## Objective:
Make an exact copy of the records, with the images left out.

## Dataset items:
>> begin

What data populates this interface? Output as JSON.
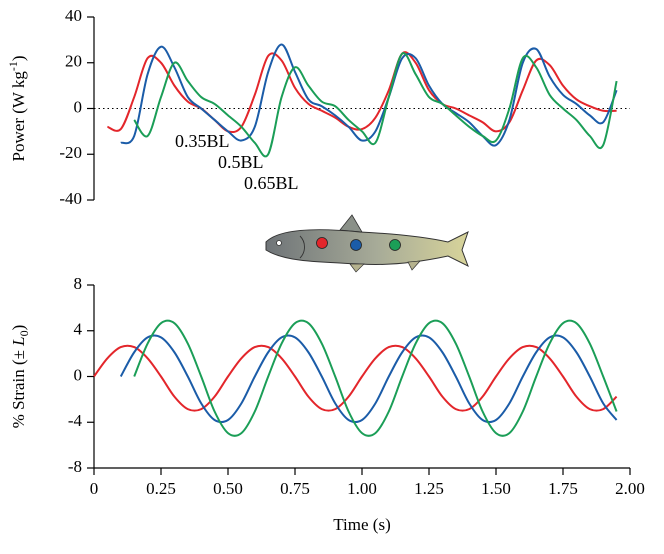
{
  "chart_data": [
    {
      "type": "line",
      "ylabel": [
        "Power (W kg",
        "-1",
        ")"
      ],
      "xlim": [
        0,
        2
      ],
      "ylim": [
        -40,
        40
      ],
      "yticks": [
        -40,
        -20,
        0,
        20,
        40
      ],
      "zero_line": 0,
      "series": [
        {
          "name": "0.35BL",
          "color": "#e3262b",
          "x": [
            0.05,
            0.1,
            0.15,
            0.2,
            0.25,
            0.3,
            0.35,
            0.4,
            0.45,
            0.5,
            0.55,
            0.6,
            0.65,
            0.7,
            0.75,
            0.8,
            0.85,
            0.9,
            0.95,
            1.0,
            1.05,
            1.1,
            1.15,
            1.2,
            1.25,
            1.3,
            1.35,
            1.4,
            1.45,
            1.5,
            1.55,
            1.6,
            1.65,
            1.7,
            1.75,
            1.8,
            1.85,
            1.9,
            1.95
          ],
          "values": [
            -8,
            -9,
            5,
            22,
            20,
            10,
            3,
            0,
            -5,
            -10,
            -8,
            6,
            23,
            21,
            9,
            2,
            -1,
            -4,
            -8,
            -9,
            -4,
            8,
            24,
            20,
            8,
            2,
            0,
            -3,
            -6,
            -10,
            -6,
            8,
            21,
            19,
            10,
            4,
            1,
            -1,
            -1
          ]
        },
        {
          "name": "0.5BL",
          "color": "#1b5ca8",
          "x": [
            0.1,
            0.15,
            0.2,
            0.25,
            0.3,
            0.35,
            0.4,
            0.45,
            0.5,
            0.55,
            0.6,
            0.65,
            0.7,
            0.75,
            0.8,
            0.85,
            0.9,
            0.95,
            1.0,
            1.05,
            1.1,
            1.15,
            1.2,
            1.25,
            1.3,
            1.35,
            1.4,
            1.45,
            1.5,
            1.55,
            1.6,
            1.65,
            1.7,
            1.75,
            1.8,
            1.85,
            1.9,
            1.95
          ],
          "values": [
            -15,
            -12,
            15,
            27,
            18,
            5,
            0,
            -5,
            -10,
            -14,
            -8,
            16,
            28,
            16,
            4,
            1,
            -3,
            -8,
            -14,
            -10,
            5,
            22,
            22,
            10,
            2,
            -2,
            -6,
            -12,
            -16,
            -5,
            20,
            26,
            14,
            6,
            2,
            -3,
            -6,
            8
          ]
        },
        {
          "name": "0.65BL",
          "color": "#1b9e57",
          "x": [
            0.15,
            0.2,
            0.25,
            0.3,
            0.35,
            0.4,
            0.45,
            0.5,
            0.55,
            0.6,
            0.65,
            0.7,
            0.75,
            0.8,
            0.85,
            0.9,
            0.95,
            1.0,
            1.05,
            1.1,
            1.15,
            1.2,
            1.25,
            1.3,
            1.35,
            1.4,
            1.45,
            1.5,
            1.55,
            1.6,
            1.65,
            1.7,
            1.75,
            1.8,
            1.85,
            1.9,
            1.95
          ],
          "values": [
            -5,
            -12,
            5,
            20,
            12,
            5,
            2,
            -3,
            -8,
            -15,
            -20,
            5,
            18,
            10,
            3,
            1,
            -5,
            -10,
            -15,
            5,
            24,
            15,
            5,
            2,
            -3,
            -8,
            -12,
            -14,
            0,
            22,
            18,
            6,
            0,
            -5,
            -12,
            -16,
            12
          ]
        }
      ]
    },
    {
      "type": "line",
      "ylabel": [
        "% Strain (± ",
        "L",
        "0",
        ")"
      ],
      "xlabel": "Time (s)",
      "xlim": [
        0,
        2
      ],
      "xticks": [
        0,
        0.25,
        {
          "value": 0.5,
          "label": "0.50"
        },
        0.75,
        {
          "value": 1,
          "label": "1.00"
        },
        1.25,
        {
          "value": 1.5,
          "label": "1.50"
        },
        1.75,
        {
          "value": 2,
          "label": "2.00"
        }
      ],
      "ylim": [
        -8,
        8
      ],
      "yticks": [
        -8,
        -4,
        0,
        4,
        8
      ],
      "series": [
        {
          "color": "#e3262b",
          "x": [
            0,
            0.05,
            0.1,
            0.15,
            0.2,
            0.25,
            0.3,
            0.35,
            0.4,
            0.45,
            0.5,
            0.55,
            0.6,
            0.65,
            0.7,
            0.75,
            0.8,
            0.85,
            0.9,
            0.95,
            1.0,
            1.05,
            1.1,
            1.15,
            1.2,
            1.25,
            1.3,
            1.35,
            1.4,
            1.45,
            1.5,
            1.55,
            1.6,
            1.65,
            1.7,
            1.75,
            1.8,
            1.85,
            1.9,
            1.95
          ],
          "values": [
            0,
            1.59,
            2.57,
            2.57,
            1.59,
            0,
            -1.76,
            -2.85,
            -2.85,
            -1.76,
            0,
            1.59,
            2.57,
            2.57,
            1.59,
            0,
            -1.76,
            -2.85,
            -2.85,
            -1.76,
            0,
            1.59,
            2.57,
            2.57,
            1.59,
            0,
            -1.76,
            -2.85,
            -2.85,
            -1.76,
            0,
            1.59,
            2.57,
            2.57,
            1.59,
            0,
            -1.76,
            -2.85,
            -2.85,
            -1.76
          ]
        },
        {
          "color": "#1b5ca8",
          "x": [
            0.1,
            0.15,
            0.2,
            0.25,
            0.3,
            0.35,
            0.4,
            0.45,
            0.5,
            0.55,
            0.6,
            0.65,
            0.7,
            0.75,
            0.8,
            0.85,
            0.9,
            0.95,
            1.0,
            1.05,
            1.1,
            1.15,
            1.2,
            1.25,
            1.3,
            1.35,
            1.4,
            1.45,
            1.5,
            1.55,
            1.6,
            1.65,
            1.7,
            1.75,
            1.8,
            1.85,
            1.9,
            1.95
          ],
          "values": [
            0,
            2.12,
            3.42,
            3.42,
            2.12,
            0,
            -2.35,
            -3.8,
            -3.8,
            -2.35,
            0,
            2.12,
            3.42,
            3.42,
            2.12,
            0,
            -2.35,
            -3.8,
            -3.8,
            -2.35,
            0,
            2.12,
            3.42,
            3.42,
            2.12,
            0,
            -2.35,
            -3.8,
            -3.8,
            -2.35,
            0,
            2.12,
            3.42,
            3.42,
            2.12,
            0,
            -2.35,
            -3.8
          ]
        },
        {
          "color": "#1b9e57",
          "x": [
            0.15,
            0.2,
            0.25,
            0.3,
            0.35,
            0.4,
            0.45,
            0.5,
            0.55,
            0.6,
            0.65,
            0.7,
            0.75,
            0.8,
            0.85,
            0.9,
            0.95,
            1.0,
            1.05,
            1.1,
            1.15,
            1.2,
            1.25,
            1.3,
            1.35,
            1.4,
            1.45,
            1.5,
            1.55,
            1.6,
            1.65,
            1.7,
            1.75,
            1.8,
            1.85,
            1.9,
            1.95
          ],
          "values": [
            0,
            2.88,
            4.66,
            4.66,
            2.88,
            0,
            -3.06,
            -4.95,
            -4.95,
            -3.06,
            0,
            2.88,
            4.66,
            4.66,
            2.88,
            0,
            -3.06,
            -4.95,
            -4.95,
            -3.06,
            0,
            2.88,
            4.66,
            4.66,
            2.88,
            0,
            -3.06,
            -4.95,
            -4.95,
            -3.06,
            0,
            2.88,
            4.66,
            4.66,
            2.88,
            0,
            -3.06
          ]
        }
      ]
    }
  ]
}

>> end

## Problem solution:
What data populates this interface? Output as JSON.
{
  "chart_data": [
    {
      "type": "line",
      "ylabel": [
        "Power (W kg",
        "-1",
        ")"
      ],
      "xlim": [
        0,
        2
      ],
      "ylim": [
        -40,
        40
      ],
      "yticks": [
        -40,
        -20,
        0,
        20,
        40
      ],
      "zero_line": 0,
      "series": [
        {
          "name": "0.35BL",
          "color": "#e3262b",
          "x": [
            0.05,
            0.1,
            0.15,
            0.2,
            0.25,
            0.3,
            0.35,
            0.4,
            0.45,
            0.5,
            0.55,
            0.6,
            0.65,
            0.7,
            0.75,
            0.8,
            0.85,
            0.9,
            0.95,
            1.0,
            1.05,
            1.1,
            1.15,
            1.2,
            1.25,
            1.3,
            1.35,
            1.4,
            1.45,
            1.5,
            1.55,
            1.6,
            1.65,
            1.7,
            1.75,
            1.8,
            1.85,
            1.9,
            1.95
          ],
          "values": [
            -8,
            -9,
            5,
            22,
            20,
            10,
            3,
            0,
            -5,
            -10,
            -8,
            6,
            23,
            21,
            9,
            2,
            -1,
            -4,
            -8,
            -9,
            -4,
            8,
            24,
            20,
            8,
            2,
            0,
            -3,
            -6,
            -10,
            -6,
            8,
            21,
            19,
            10,
            4,
            1,
            -1,
            -1
          ]
        },
        {
          "name": "0.5BL",
          "color": "#1b5ca8",
          "x": [
            0.1,
            0.15,
            0.2,
            0.25,
            0.3,
            0.35,
            0.4,
            0.45,
            0.5,
            0.55,
            0.6,
            0.65,
            0.7,
            0.75,
            0.8,
            0.85,
            0.9,
            0.95,
            1.0,
            1.05,
            1.1,
            1.15,
            1.2,
            1.25,
            1.3,
            1.35,
            1.4,
            1.45,
            1.5,
            1.55,
            1.6,
            1.65,
            1.7,
            1.75,
            1.8,
            1.85,
            1.9,
            1.95
          ],
          "values": [
            -15,
            -12,
            15,
            27,
            18,
            5,
            0,
            -5,
            -10,
            -14,
            -8,
            16,
            28,
            16,
            4,
            1,
            -3,
            -8,
            -14,
            -10,
            5,
            22,
            22,
            10,
            2,
            -2,
            -6,
            -12,
            -16,
            -5,
            20,
            26,
            14,
            6,
            2,
            -3,
            -6,
            8
          ]
        },
        {
          "name": "0.65BL",
          "color": "#1b9e57",
          "x": [
            0.15,
            0.2,
            0.25,
            0.3,
            0.35,
            0.4,
            0.45,
            0.5,
            0.55,
            0.6,
            0.65,
            0.7,
            0.75,
            0.8,
            0.85,
            0.9,
            0.95,
            1.0,
            1.05,
            1.1,
            1.15,
            1.2,
            1.25,
            1.3,
            1.35,
            1.4,
            1.45,
            1.5,
            1.55,
            1.6,
            1.65,
            1.7,
            1.75,
            1.8,
            1.85,
            1.9,
            1.95
          ],
          "values": [
            -5,
            -12,
            5,
            20,
            12,
            5,
            2,
            -3,
            -8,
            -15,
            -20,
            5,
            18,
            10,
            3,
            1,
            -5,
            -10,
            -15,
            5,
            24,
            15,
            5,
            2,
            -3,
            -8,
            -12,
            -14,
            0,
            22,
            18,
            6,
            0,
            -5,
            -12,
            -16,
            12
          ]
        }
      ]
    },
    {
      "type": "line",
      "ylabel": [
        "% Strain (± ",
        "L",
        "0",
        ")"
      ],
      "xlabel": "Time (s)",
      "xlim": [
        0,
        2
      ],
      "xticks": [
        0,
        0.25,
        {
          "value": 0.5,
          "label": "0.50"
        },
        0.75,
        {
          "value": 1,
          "label": "1.00"
        },
        1.25,
        {
          "value": 1.5,
          "label": "1.50"
        },
        1.75,
        {
          "value": 2,
          "label": "2.00"
        }
      ],
      "ylim": [
        -8,
        8
      ],
      "yticks": [
        -8,
        -4,
        0,
        4,
        8
      ],
      "series": [
        {
          "color": "#e3262b",
          "x": [
            0,
            0.05,
            0.1,
            0.15,
            0.2,
            0.25,
            0.3,
            0.35,
            0.4,
            0.45,
            0.5,
            0.55,
            0.6,
            0.65,
            0.7,
            0.75,
            0.8,
            0.85,
            0.9,
            0.95,
            1.0,
            1.05,
            1.1,
            1.15,
            1.2,
            1.25,
            1.3,
            1.35,
            1.4,
            1.45,
            1.5,
            1.55,
            1.6,
            1.65,
            1.7,
            1.75,
            1.8,
            1.85,
            1.9,
            1.95
          ],
          "values": [
            0,
            1.59,
            2.57,
            2.57,
            1.59,
            0,
            -1.76,
            -2.85,
            -2.85,
            -1.76,
            0,
            1.59,
            2.57,
            2.57,
            1.59,
            0,
            -1.76,
            -2.85,
            -2.85,
            -1.76,
            0,
            1.59,
            2.57,
            2.57,
            1.59,
            0,
            -1.76,
            -2.85,
            -2.85,
            -1.76,
            0,
            1.59,
            2.57,
            2.57,
            1.59,
            0,
            -1.76,
            -2.85,
            -2.85,
            -1.76
          ]
        },
        {
          "color": "#1b5ca8",
          "x": [
            0.1,
            0.15,
            0.2,
            0.25,
            0.3,
            0.35,
            0.4,
            0.45,
            0.5,
            0.55,
            0.6,
            0.65,
            0.7,
            0.75,
            0.8,
            0.85,
            0.9,
            0.95,
            1.0,
            1.05,
            1.1,
            1.15,
            1.2,
            1.25,
            1.3,
            1.35,
            1.4,
            1.45,
            1.5,
            1.55,
            1.6,
            1.65,
            1.7,
            1.75,
            1.8,
            1.85,
            1.9,
            1.95
          ],
          "values": [
            0,
            2.12,
            3.42,
            3.42,
            2.12,
            0,
            -2.35,
            -3.8,
            -3.8,
            -2.35,
            0,
            2.12,
            3.42,
            3.42,
            2.12,
            0,
            -2.35,
            -3.8,
            -3.8,
            -2.35,
            0,
            2.12,
            3.42,
            3.42,
            2.12,
            0,
            -2.35,
            -3.8,
            -3.8,
            -2.35,
            0,
            2.12,
            3.42,
            3.42,
            2.12,
            0,
            -2.35,
            -3.8
          ]
        },
        {
          "color": "#1b9e57",
          "x": [
            0.15,
            0.2,
            0.25,
            0.3,
            0.35,
            0.4,
            0.45,
            0.5,
            0.55,
            0.6,
            0.65,
            0.7,
            0.75,
            0.8,
            0.85,
            0.9,
            0.95,
            1.0,
            1.05,
            1.1,
            1.15,
            1.2,
            1.25,
            1.3,
            1.35,
            1.4,
            1.45,
            1.5,
            1.55,
            1.6,
            1.65,
            1.7,
            1.75,
            1.8,
            1.85,
            1.9,
            1.95
          ],
          "values": [
            0,
            2.88,
            4.66,
            4.66,
            2.88,
            0,
            -3.06,
            -4.95,
            -4.95,
            -3.06,
            0,
            2.88,
            4.66,
            4.66,
            2.88,
            0,
            -3.06,
            -4.95,
            -4.95,
            -3.06,
            0,
            2.88,
            4.66,
            4.66,
            2.88,
            0,
            -3.06,
            -4.95,
            -4.95,
            -3.06,
            0,
            2.88,
            4.66,
            4.66,
            2.88,
            0,
            -3.06
          ]
        }
      ]
    }
  ]
}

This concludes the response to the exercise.